Predicted EGFR T790M-derived peptides binding to HLA-A2.

Peptide name	Position	Length	Sequence	BIMAS scorea
T790M-A	789–797	9	IMQLMPFGC	35.378
T790M-B	790–799	10	MQLMPFGCL	51.77
T790M-C	788–797	10	LIMQLMPFGC	24.921
T790M-D	789–797b	9	IMQLMPFGV	495.288
T790M-E	789–797c	9	IMQLMPFGL	152.124
T790M-Awt	789–797	9	ITQLMPFGC	0.68

a Binding scores were estimated using the BIMAS software (http://www-bimas.cit.nih.gov/molbio/hla_bind/).

b,c The cysteine (C) residue at position 797 was mutated to valine (V) and leucine (L), respectively. EGFR T790M, threonine to methionine change at codon 790 of EGFR.

* Data supplied *
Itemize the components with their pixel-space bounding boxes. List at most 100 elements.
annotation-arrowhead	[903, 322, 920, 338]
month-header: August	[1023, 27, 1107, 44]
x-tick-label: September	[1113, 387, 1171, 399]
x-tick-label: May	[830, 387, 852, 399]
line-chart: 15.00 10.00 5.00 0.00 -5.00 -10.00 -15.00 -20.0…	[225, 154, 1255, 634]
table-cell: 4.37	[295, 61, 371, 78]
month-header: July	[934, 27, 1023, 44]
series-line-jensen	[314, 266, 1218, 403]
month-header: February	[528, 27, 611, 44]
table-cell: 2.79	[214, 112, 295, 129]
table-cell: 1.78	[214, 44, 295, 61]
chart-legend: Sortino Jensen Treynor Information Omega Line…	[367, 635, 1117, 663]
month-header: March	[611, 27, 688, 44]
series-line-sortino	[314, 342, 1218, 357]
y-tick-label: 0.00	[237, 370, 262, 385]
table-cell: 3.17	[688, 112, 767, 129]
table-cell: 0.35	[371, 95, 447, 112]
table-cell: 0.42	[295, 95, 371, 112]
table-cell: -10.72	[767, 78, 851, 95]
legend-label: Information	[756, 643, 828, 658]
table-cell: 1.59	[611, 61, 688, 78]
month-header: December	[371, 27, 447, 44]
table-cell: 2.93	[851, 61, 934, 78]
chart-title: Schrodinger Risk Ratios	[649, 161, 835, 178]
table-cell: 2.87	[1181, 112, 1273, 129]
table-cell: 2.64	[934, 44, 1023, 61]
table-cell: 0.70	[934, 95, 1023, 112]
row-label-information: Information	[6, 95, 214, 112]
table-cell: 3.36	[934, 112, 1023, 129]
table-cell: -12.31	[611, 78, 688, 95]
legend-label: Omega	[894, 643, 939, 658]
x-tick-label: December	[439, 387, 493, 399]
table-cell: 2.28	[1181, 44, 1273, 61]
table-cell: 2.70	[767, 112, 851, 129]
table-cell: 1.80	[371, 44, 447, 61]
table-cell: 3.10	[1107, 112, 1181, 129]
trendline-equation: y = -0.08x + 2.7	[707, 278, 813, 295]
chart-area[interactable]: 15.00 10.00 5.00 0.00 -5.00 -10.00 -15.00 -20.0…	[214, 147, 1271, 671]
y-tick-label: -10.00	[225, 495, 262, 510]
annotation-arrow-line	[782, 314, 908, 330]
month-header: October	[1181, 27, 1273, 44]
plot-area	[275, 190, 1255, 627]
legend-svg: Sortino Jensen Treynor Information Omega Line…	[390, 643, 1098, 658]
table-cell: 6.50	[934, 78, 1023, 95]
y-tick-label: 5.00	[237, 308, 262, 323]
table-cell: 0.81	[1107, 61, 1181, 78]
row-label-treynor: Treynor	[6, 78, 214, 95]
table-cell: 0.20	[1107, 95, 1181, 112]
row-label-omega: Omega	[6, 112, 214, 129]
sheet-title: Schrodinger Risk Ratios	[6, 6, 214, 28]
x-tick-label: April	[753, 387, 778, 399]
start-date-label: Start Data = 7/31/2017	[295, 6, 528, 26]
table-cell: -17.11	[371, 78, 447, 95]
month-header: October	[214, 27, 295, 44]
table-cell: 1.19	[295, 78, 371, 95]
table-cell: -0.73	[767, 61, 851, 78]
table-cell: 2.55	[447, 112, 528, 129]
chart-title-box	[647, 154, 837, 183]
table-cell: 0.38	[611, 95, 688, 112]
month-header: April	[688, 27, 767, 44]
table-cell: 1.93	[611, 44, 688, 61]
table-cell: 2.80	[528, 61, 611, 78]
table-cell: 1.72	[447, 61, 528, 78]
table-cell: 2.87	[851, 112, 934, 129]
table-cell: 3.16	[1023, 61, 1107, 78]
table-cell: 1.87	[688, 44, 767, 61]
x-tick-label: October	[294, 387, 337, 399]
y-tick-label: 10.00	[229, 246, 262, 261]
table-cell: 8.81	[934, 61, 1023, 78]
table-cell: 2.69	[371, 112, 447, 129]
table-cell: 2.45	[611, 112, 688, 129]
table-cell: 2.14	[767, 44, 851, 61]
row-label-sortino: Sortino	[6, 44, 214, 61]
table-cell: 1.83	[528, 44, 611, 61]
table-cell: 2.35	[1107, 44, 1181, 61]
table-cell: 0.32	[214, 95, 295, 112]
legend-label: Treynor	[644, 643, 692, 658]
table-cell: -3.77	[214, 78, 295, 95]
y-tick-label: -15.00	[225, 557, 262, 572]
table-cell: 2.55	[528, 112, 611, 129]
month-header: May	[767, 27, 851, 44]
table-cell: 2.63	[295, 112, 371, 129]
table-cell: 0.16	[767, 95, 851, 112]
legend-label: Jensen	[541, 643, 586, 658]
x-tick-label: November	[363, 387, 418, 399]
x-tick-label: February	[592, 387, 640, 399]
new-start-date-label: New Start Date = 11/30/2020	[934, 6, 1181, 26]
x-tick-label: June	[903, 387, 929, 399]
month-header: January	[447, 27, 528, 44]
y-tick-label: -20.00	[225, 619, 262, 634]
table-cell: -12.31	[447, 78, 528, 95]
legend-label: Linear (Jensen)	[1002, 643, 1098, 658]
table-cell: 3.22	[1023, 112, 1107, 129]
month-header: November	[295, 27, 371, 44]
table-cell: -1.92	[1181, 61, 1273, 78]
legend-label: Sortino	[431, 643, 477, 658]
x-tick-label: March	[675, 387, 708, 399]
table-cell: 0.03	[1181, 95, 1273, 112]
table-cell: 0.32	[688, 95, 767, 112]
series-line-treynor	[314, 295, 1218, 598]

* What is required *
Edit the table of EGFR T790M peptides from "Predicted EGFR T790M-derived" to "BIMAS software (http://www-bimas.cit.nih.gov/molbio/hla_bind/).", inclusive, and replace "Peptide name" with "Peptide ID".

* Solution to this exercise *
Predicted EGFR T790M-derived peptides binding to HLA-A2.

Peptide ID	Position	Length	Sequence	BIMAS scorea
T790M-A	789–797	9	IMQLMPFGC	35.378
T790M-B	790–799	10	MQLMPFGCL	51.77
T790M-C	788–797	10	LIMQLMPFGC	24.921
T790M-D	789–797b	9	IMQLMPFGV	495.288
T790M-E	789–797c	9	IMQLMPFGL	152.124
T790M-Awt	789–797	9	ITQLMPFGC	0.68

a Binding scores were estimated using the BIMAS software (http://www-bimas.cit.nih.gov/molbio/hla_bind/).